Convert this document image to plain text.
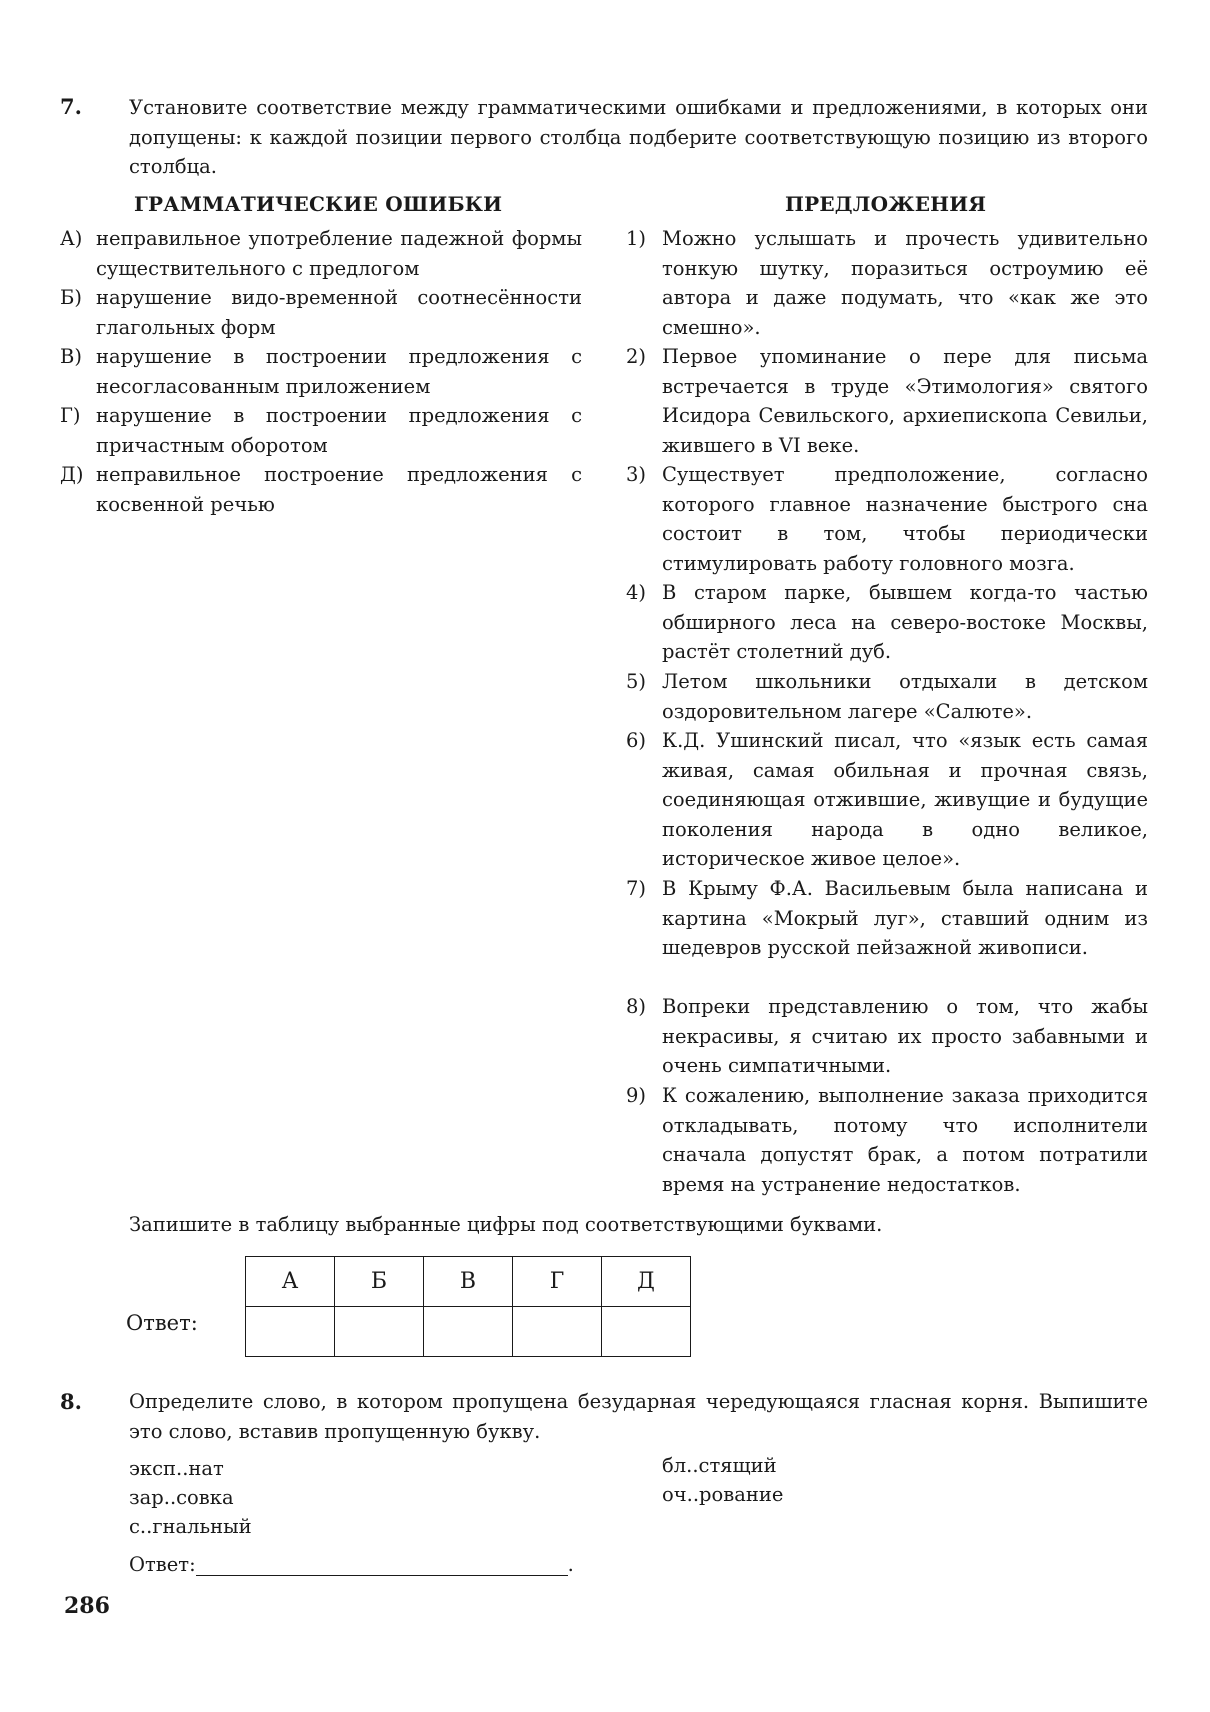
7. Установите соответствие между грамматическими ошибками и предложениями, в которых они допущены: к каждой позиции первого столбца подберите соответствующую позицию из второго столбца.
ГРАММАТИЧЕСКИЕ ОШИБКИ	ПРЕДЛОЖЕНИЯ
А) неправильное употребление падежной формы существительного с предлогом
Б) нарушение видо-временной соотнесённости глагольных форм
В) нарушение в построении предложения с несогласованным приложением
Г) нарушение в построении предложения с причастным оборотом
Д) неправильное построение предложения с косвенной речью
1) Можно услышать и прочесть удивительно тонкую шутку, поразиться остроумию её автора и даже подумать, что «как же это смешно».
2) Первое упоминание о пере для письма встречается в труде «Этимология» святого Исидора Севильского, архиепископа Севильи, жившего в VI веке.
3) Существует предположение, согласно которого главное назначение быстрого сна состоит в том, чтобы периодически стимулировать работу головного мозга.
4) В старом парке, бывшем когда-то частью обширного леса на северо-востоке Москвы, растёт столетний дуб.
5) Летом школьники отдыхали в детском оздоровительном лагере «Салюте».
6) К.Д. Ушинский писал, что «язык есть самая живая, самая обильная и прочная связь, соединяющая отжившие, живущие и будущие поколения народа в одно великое, историческое живое целое».
7) В Крыму Ф.А. Васильевым была написана и картина «Мокрый луг», ставший одним из шедевров русской пейзажной живописи.
8) Вопреки представлению о том, что жабы некрасивы, я считаю их просто забавными и очень симпатичными.
9) К сожалению, выполнение заказа приходится откладывать, потому что исполнители сначала допустят брак, а потом потратили время на устранение недостатков.
Запишите в таблицу выбранные цифры под соответствующими буквами.
Ответ:
А	Б	В	Г	Д

8. Определите слово, в котором пропущена безударная чередующаяся гласная корня. Выпишите это слово, вставив пропущенную букву.
эксп..нат
зар..совка
с..гнальный
бл..стящий
оч..рование
Ответ:	.
286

--------------------------------

DO THIS —
Find how many lines in the listing hold "построении", and reply with that number only.

REPLY —
2